------ ENTRIES
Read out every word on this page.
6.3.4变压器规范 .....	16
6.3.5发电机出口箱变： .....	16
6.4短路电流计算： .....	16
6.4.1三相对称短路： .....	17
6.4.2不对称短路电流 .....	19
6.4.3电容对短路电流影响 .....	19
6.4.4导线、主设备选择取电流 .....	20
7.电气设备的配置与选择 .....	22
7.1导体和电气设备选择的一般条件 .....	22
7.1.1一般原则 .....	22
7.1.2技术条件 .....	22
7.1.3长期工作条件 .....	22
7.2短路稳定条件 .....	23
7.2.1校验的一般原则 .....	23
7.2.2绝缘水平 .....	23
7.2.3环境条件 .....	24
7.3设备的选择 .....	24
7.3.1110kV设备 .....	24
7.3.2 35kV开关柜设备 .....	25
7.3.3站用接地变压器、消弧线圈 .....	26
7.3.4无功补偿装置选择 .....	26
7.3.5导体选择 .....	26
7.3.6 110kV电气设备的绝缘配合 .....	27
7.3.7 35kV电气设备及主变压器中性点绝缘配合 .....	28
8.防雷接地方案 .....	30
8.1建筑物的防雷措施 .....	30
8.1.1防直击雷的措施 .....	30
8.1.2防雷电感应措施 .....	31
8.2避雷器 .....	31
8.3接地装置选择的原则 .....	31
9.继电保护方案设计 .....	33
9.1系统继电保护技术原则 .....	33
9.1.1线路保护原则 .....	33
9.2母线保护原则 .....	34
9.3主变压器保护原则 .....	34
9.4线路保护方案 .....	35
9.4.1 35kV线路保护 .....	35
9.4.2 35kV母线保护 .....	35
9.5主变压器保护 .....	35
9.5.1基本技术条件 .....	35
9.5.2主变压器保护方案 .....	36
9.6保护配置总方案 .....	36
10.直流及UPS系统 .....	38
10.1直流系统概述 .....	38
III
------------
**WRITTEN PROBLEM**
Copy all the records above precisely.

**EXPECTED ANSWER**
Read out every word on this page.
6.3.4变压器规范 .....	16
6.3.5发电机出口箱变： .....	16
6.4短路电流计算： .....	16
6.4.1三相对称短路： .....	17
6.4.2不对称短路电流 .....	19
6.4.3电容对短路电流影响 .....	19
6.4.4导线、主设备选择取电流 .....	20
7.电气设备的配置与选择 .....	22
7.1导体和电气设备选择的一般条件 .....	22
7.1.1一般原则 .....	22
7.1.2技术条件 .....	22
7.1.3长期工作条件 .....	22
7.2短路稳定条件 .....	23
7.2.1校验的一般原则 .....	23
7.2.2绝缘水平 .....	23
7.2.3环境条件 .....	24
7.3设备的选择 .....	24
7.3.1110kV设备 .....	24
7.3.2 35kV开关柜设备 .....	25
7.3.3站用接地变压器、消弧线圈 .....	26
7.3.4无功补偿装置选择 .....	26
7.3.5导体选择 .....	26
7.3.6 110kV电气设备的绝缘配合 .....	27
7.3.7 35kV电气设备及主变压器中性点绝缘配合 .....	28
8.防雷接地方案 .....	30
8.1建筑物的防雷措施 .....	30
8.1.1防直击雷的措施 .....	30
8.1.2防雷电感应措施 .....	31
8.2避雷器 .....	31
8.3接地装置选择的原则 .....	31
9.继电保护方案设计 .....	33
9.1系统继电保护技术原则 .....	33
9.1.1线路保护原则 .....	33
9.2母线保护原则 .....	34
9.3主变压器保护原则 .....	34
9.4线路保护方案 .....	35
9.4.1 35kV线路保护 .....	35
9.4.2 35kV母线保护 .....	35
9.5主变压器保护 .....	35
9.5.1基本技术条件 .....	35
9.5.2主变压器保护方案 .....	36
9.6保护配置总方案 .....	36
10.直流及UPS系统 .....	38
10.1直流系统概述 .....	38
III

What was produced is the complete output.